***** Excerpted text

English explorer, pirate and trader of enslaved people, Sir Frances Drake, is the first person to leave a record of visiting the islands. He and his men made their way on shore in 1579, where they collected seal meat and eggs. They left after just one day. Drake named them the “Islands of St. James” — a name that didn’t stick.

The name that did stick came about 25 years later, when Friar Antonio de la Asunción, sailing on a Spanish expedition, described the string of islands in his diary as “seven farallones close together.” Farallon is Spanish for steep rock or cliff. This time around, the name took.

An illustration of the Farallons featured in the 1874 book: “Western Wanderings: a record of Travel in the Evening Land, etc. Illustrated” by Boddam-Whetham, JW (Courtesy of the British Library/Flickr)

A Land Pillaged

The first people known to live on the islands arrived in 1819. They were Russian fur hunters and members of the Aleuit community, who were likely working as enslaved people. They lived on the Southeast Farallon, which is the only island large enough to support humans. They came to the islands to harvest fur seals – the warm pelts were in high demand in Russia.

Zackhar Chichinoff was one of the Russians living on the island. His story has been recounted in several books over the years:

“A schooner took us down to the islands but we had to cruise around for over a week before we could make a landing. We had a few planks with us and some canvas, and with that we built huts for shelter. The water was very bad also, being taken from hollow places in the rocks where it stood all the year round. We had no fire-arms, the sea lions were killed with clubs or spears. Scurvy broke out among us and in a short time all were sick except myself. All the next winter we passed there in great misery and when the spring came the men were too weak to kill sea-lions, and all we could do was to crawl around the cliffs and gather some sea birds’ eggs and suck them raw.”

**********

* Tasks to perform
1. Answer these questions about the passage on the Farallon Islands:
(a) In what year did Drake and his men go ashore on the islands?
(b) What does "farallon" mean in Spanish?
(c) What animals did the Russian fur hunters come to the islands to harvest?
2. Write out the entries line for line, starting with the one containing "handwritten-initial: 7 [1280, 414, 1299, 449]" and going down to the one containing "intro-paragraph: На основу", both of those included.
The two blocks of entries come from separate sources.

***** Data shown

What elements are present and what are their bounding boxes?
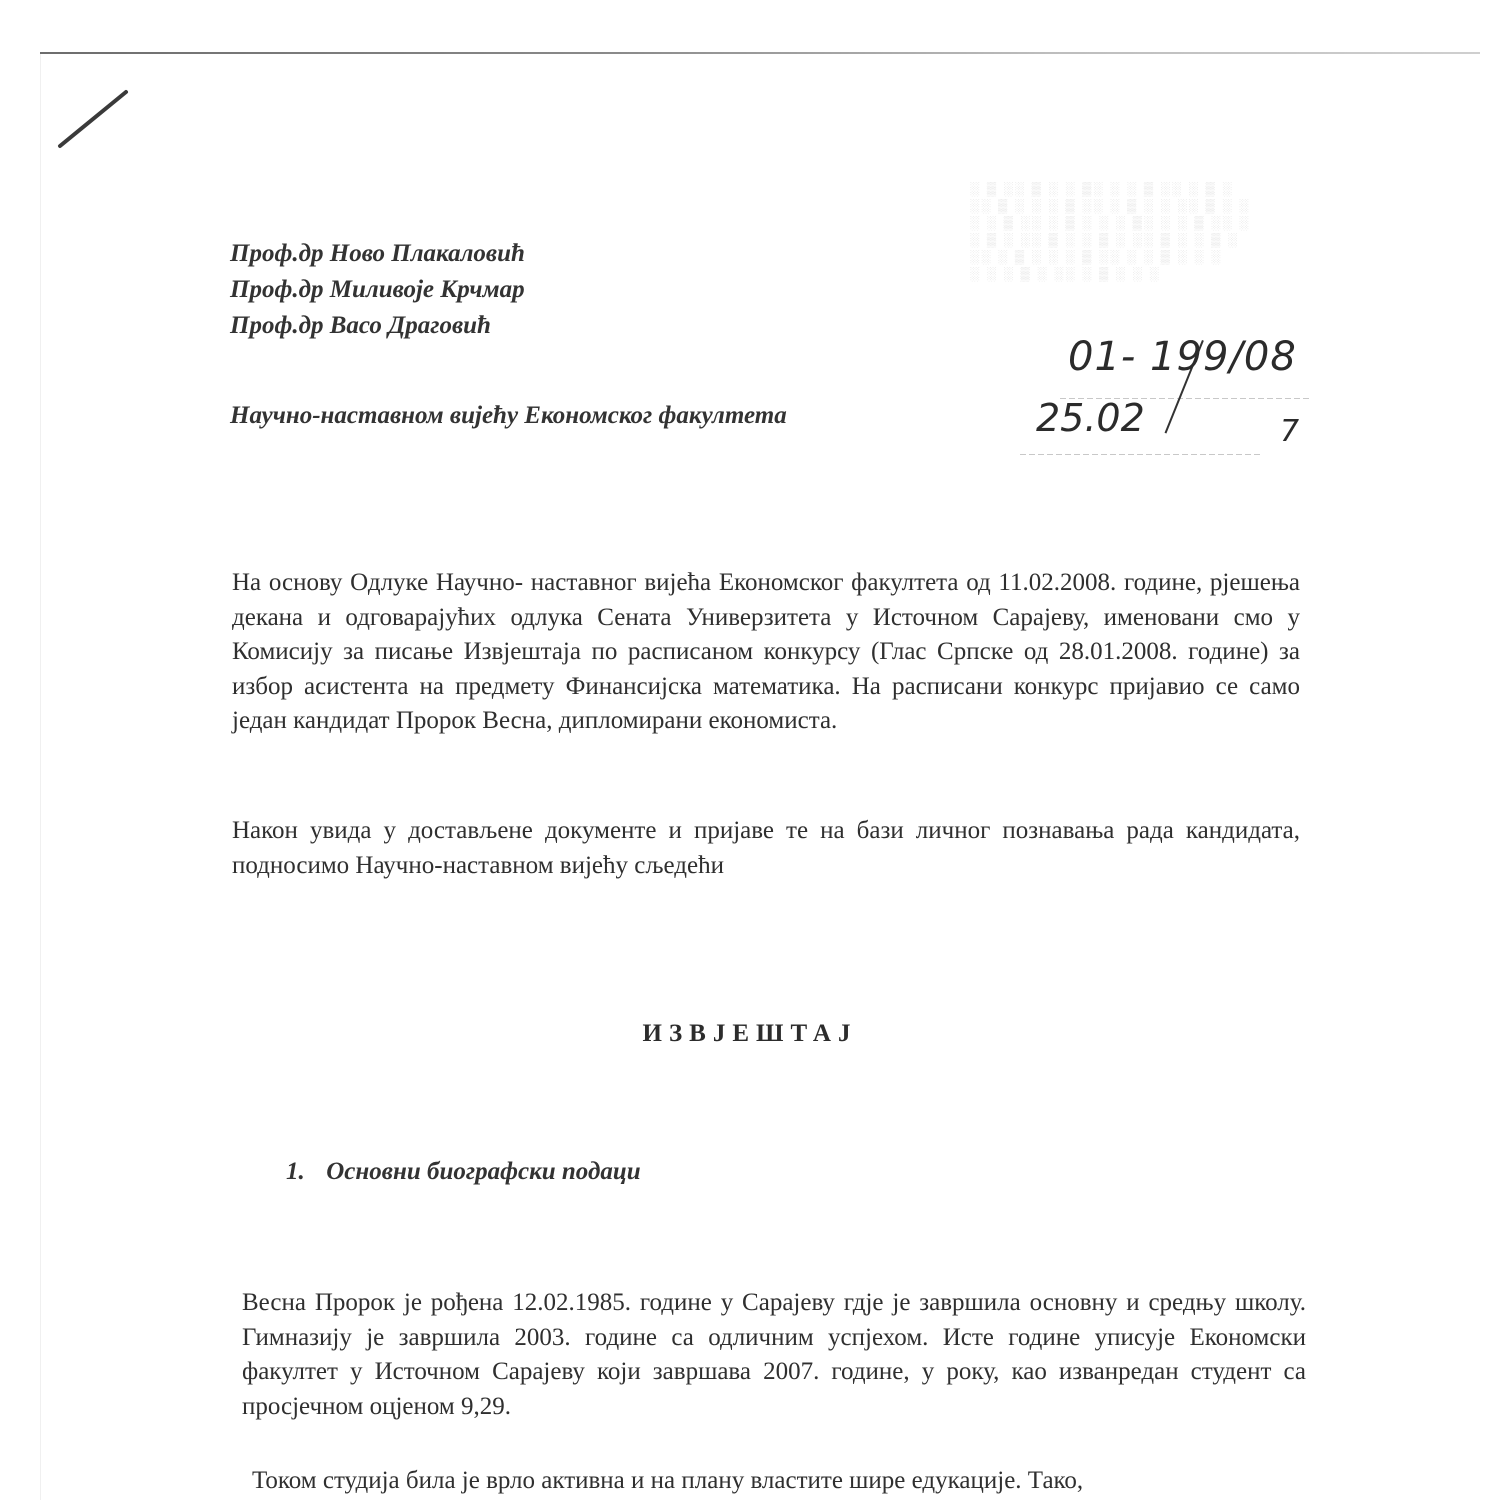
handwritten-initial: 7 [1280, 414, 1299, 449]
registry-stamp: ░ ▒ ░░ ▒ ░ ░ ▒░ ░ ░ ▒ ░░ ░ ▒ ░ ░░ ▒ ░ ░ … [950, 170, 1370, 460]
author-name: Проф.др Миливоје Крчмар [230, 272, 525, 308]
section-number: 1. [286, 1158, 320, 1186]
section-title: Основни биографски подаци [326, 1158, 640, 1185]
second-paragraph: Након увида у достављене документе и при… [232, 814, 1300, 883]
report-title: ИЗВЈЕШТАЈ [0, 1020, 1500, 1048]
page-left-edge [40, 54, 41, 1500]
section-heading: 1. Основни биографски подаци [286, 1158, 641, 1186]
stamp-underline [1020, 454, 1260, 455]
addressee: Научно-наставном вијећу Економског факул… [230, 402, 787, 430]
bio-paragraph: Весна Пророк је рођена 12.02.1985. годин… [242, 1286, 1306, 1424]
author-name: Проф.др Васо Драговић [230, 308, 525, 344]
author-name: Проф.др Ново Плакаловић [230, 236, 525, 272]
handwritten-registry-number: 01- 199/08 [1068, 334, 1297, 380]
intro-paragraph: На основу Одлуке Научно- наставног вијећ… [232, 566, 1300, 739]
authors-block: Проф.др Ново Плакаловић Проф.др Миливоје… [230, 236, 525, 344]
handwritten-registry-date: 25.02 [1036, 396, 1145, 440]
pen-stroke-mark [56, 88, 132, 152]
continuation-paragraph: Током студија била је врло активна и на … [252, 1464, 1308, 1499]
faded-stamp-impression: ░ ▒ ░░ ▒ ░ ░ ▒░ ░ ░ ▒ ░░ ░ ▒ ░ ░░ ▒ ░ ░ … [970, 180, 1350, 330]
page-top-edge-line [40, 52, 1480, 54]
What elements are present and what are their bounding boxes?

**********
***** Data shown

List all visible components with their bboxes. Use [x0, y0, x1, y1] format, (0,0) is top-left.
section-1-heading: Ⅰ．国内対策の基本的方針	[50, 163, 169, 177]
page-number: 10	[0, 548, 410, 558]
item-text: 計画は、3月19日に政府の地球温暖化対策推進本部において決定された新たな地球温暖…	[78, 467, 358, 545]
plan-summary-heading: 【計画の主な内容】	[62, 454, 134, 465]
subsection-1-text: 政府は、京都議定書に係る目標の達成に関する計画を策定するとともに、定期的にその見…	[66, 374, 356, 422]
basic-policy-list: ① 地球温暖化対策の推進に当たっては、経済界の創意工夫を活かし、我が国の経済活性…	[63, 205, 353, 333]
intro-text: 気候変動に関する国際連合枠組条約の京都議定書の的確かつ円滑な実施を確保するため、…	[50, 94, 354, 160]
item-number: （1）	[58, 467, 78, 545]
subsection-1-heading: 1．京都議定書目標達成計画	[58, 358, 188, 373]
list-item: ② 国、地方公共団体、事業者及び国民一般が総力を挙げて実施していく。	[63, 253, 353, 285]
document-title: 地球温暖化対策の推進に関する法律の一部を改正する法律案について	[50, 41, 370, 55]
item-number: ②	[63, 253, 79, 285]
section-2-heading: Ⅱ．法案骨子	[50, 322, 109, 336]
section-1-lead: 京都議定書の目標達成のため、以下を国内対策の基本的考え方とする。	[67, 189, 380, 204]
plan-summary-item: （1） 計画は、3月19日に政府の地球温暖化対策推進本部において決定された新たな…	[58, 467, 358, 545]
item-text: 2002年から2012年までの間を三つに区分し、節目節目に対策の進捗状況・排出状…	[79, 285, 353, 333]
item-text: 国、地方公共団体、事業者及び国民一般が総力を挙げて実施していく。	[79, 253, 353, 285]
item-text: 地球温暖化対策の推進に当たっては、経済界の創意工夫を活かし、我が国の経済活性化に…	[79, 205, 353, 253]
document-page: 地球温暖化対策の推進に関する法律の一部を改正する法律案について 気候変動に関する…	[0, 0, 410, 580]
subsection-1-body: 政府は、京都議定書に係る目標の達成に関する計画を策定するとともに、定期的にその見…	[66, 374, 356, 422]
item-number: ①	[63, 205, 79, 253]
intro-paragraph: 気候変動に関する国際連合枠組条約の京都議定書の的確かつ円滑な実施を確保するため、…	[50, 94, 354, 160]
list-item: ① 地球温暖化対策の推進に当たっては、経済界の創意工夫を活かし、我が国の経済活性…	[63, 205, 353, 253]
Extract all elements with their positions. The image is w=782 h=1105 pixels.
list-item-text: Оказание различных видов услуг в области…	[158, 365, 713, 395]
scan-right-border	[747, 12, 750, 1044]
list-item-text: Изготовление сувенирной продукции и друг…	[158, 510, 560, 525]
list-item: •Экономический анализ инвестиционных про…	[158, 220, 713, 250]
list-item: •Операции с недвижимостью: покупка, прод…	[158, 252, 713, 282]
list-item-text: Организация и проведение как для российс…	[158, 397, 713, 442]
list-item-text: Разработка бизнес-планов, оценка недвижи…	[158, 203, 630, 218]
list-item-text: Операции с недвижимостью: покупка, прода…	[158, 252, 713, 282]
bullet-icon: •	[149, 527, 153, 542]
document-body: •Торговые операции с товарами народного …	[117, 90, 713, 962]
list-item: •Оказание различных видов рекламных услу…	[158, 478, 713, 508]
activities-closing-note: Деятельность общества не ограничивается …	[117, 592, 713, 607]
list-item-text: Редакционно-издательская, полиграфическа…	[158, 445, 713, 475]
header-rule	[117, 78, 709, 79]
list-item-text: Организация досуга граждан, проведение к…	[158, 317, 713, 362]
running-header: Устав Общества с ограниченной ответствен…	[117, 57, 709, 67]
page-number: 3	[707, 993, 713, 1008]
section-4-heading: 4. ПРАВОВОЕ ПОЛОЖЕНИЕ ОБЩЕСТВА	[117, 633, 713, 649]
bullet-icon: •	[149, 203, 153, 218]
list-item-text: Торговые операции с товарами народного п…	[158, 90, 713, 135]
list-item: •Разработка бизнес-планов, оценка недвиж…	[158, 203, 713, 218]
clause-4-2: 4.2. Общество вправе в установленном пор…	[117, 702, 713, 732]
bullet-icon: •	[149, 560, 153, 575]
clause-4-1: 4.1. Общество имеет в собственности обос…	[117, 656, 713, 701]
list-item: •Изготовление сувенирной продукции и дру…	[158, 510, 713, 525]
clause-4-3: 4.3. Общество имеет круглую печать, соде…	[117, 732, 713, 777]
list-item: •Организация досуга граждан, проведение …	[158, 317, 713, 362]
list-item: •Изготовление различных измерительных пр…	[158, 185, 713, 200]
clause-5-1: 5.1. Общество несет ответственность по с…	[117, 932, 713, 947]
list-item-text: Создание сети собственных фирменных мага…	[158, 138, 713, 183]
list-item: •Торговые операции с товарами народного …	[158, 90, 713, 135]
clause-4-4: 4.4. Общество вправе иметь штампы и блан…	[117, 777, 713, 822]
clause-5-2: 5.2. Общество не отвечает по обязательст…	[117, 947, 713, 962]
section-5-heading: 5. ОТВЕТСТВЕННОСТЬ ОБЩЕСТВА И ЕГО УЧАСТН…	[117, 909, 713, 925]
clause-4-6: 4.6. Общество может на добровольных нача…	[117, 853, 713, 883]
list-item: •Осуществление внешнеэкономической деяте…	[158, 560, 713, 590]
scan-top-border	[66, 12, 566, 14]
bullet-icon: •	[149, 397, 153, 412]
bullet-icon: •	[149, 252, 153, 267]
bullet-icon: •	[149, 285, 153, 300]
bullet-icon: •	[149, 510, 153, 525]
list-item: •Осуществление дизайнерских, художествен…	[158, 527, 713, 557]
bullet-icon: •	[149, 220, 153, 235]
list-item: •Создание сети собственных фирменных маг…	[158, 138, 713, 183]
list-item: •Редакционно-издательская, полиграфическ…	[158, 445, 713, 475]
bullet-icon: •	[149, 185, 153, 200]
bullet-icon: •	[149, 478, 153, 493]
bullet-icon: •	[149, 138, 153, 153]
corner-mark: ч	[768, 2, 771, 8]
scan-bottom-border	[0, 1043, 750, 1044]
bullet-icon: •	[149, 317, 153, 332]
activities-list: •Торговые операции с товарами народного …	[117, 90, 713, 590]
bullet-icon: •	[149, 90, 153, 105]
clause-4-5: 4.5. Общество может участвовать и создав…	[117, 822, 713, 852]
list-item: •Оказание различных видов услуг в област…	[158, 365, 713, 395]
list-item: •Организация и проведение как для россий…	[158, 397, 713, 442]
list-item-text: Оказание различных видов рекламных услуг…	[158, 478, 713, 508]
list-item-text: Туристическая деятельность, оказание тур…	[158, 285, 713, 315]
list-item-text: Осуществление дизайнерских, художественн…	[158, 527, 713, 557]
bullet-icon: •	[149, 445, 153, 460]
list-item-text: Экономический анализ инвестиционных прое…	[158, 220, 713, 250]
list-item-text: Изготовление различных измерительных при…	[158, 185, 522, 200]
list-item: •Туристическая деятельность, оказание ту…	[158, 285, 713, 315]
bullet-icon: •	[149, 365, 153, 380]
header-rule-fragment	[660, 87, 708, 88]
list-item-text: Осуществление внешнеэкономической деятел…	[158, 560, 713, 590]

**********

* Solutions below
1.
(a) 1579
(b) Steep rock or cliff
(c) Fur seals

2.
handwritten-initial: 7 [1280, 414, 1299, 449]
registry-stamp: ░ ▒ ░░ ▒ ░ ░ ▒░ ░ ░ ▒ ░░ ░ ▒ ░ ░░ ▒ ░ ░ … [950, 170, 1370, 460]
author-name: Проф.др Миливоје Крчмар [230, 272, 525, 308]
section-number: 1. [286, 1158, 320, 1186]
section-title: Основни биографски подаци [326, 1158, 640, 1185]
second-paragraph: Након увида у достављене документе и при… [232, 814, 1300, 883]
report-title: ИЗВЈЕШТАЈ [0, 1020, 1500, 1048]
page-left-edge [40, 54, 41, 1500]
section-heading: 1. Основни биографски подаци [286, 1158, 641, 1186]
stamp-underline [1020, 454, 1260, 455]
addressee: Научно-наставном вијећу Економског факул… [230, 402, 787, 430]
bio-paragraph: Весна Пророк је рођена 12.02.1985. годин… [242, 1286, 1306, 1424]
author-name: Проф.др Васо Драговић [230, 308, 525, 344]
author-name: Проф.др Ново Плакаловић [230, 236, 525, 272]
handwritten-registry-number: 01- 199/08 [1068, 334, 1297, 380]
intro-paragraph: На основу Одлуке Научно- наставног вијећ… [232, 566, 1300, 739]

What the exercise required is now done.